GIVEN PROBLEM> Show every line where "label" occurs.

THE DATA>
* * * * * * *
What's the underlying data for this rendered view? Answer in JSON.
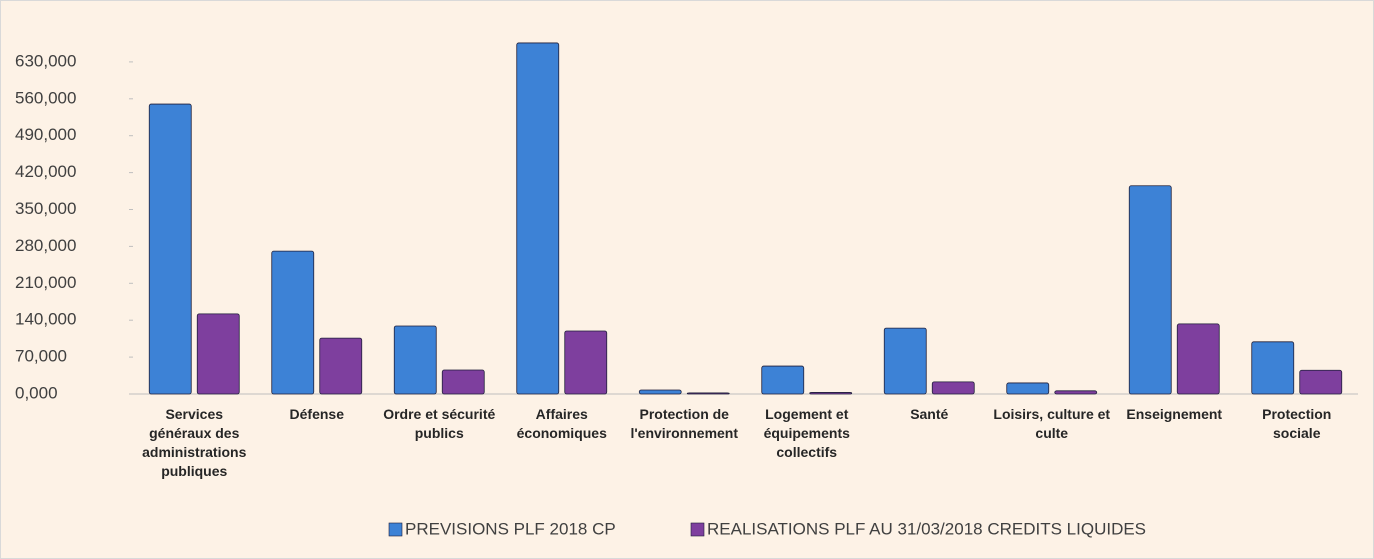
{
  "chart_data": {
    "type": "bar",
    "categories": [
      "Services généraux des administrations publiques",
      "Défense",
      "Ordre et sécurité publics",
      "Affaires économiques",
      "Protection de l'environnement",
      "Logement et équipements collectifs",
      "Santé",
      "Loisirs, culture et culte",
      "Enseignement",
      "Protection sociale"
    ],
    "series": [
      {
        "name": "PREVISIONS PLF 2018 CP",
        "color": "#3d82d6",
        "values": [
          550000,
          271000,
          129000,
          666000,
          7600,
          53000,
          125000,
          21000,
          395000,
          99000
        ]
      },
      {
        "name": "REALISATIONS PLF AU 31/03/2018 CREDITS LIQUIDES",
        "color": "#7e3f9e",
        "values": [
          152000,
          106000,
          45500,
          119500,
          2000,
          3000,
          23000,
          6000,
          133000,
          45000
        ]
      }
    ],
    "ylim": [
      0,
      700000
    ],
    "yticks": [
      {
        "value": 0,
        "label": "0,000"
      },
      {
        "value": 70000,
        "label": "70,000"
      },
      {
        "value": 140000,
        "label": "140,000"
      },
      {
        "value": 210000,
        "label": "210,000"
      },
      {
        "value": 280000,
        "label": "280,000"
      },
      {
        "value": 350000,
        "label": "350,000"
      },
      {
        "value": 420000,
        "label": "420,000"
      },
      {
        "value": 490000,
        "label": "490,000"
      },
      {
        "value": 560000,
        "label": "560,000"
      },
      {
        "value": 630000,
        "label": "630,000"
      }
    ],
    "legend": "bottom"
  }
}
* * * * * * *
ANSWER TO THE TASK>
        "label": "0,000"
        "label": "70,000"
        "label": "140,000"
        "label": "210,000"
        "label": "280,000"
        "label": "350,000"
        "label": "420,000"
        "label": "490,000"
        "label": "560,000"
        "label": "630,000"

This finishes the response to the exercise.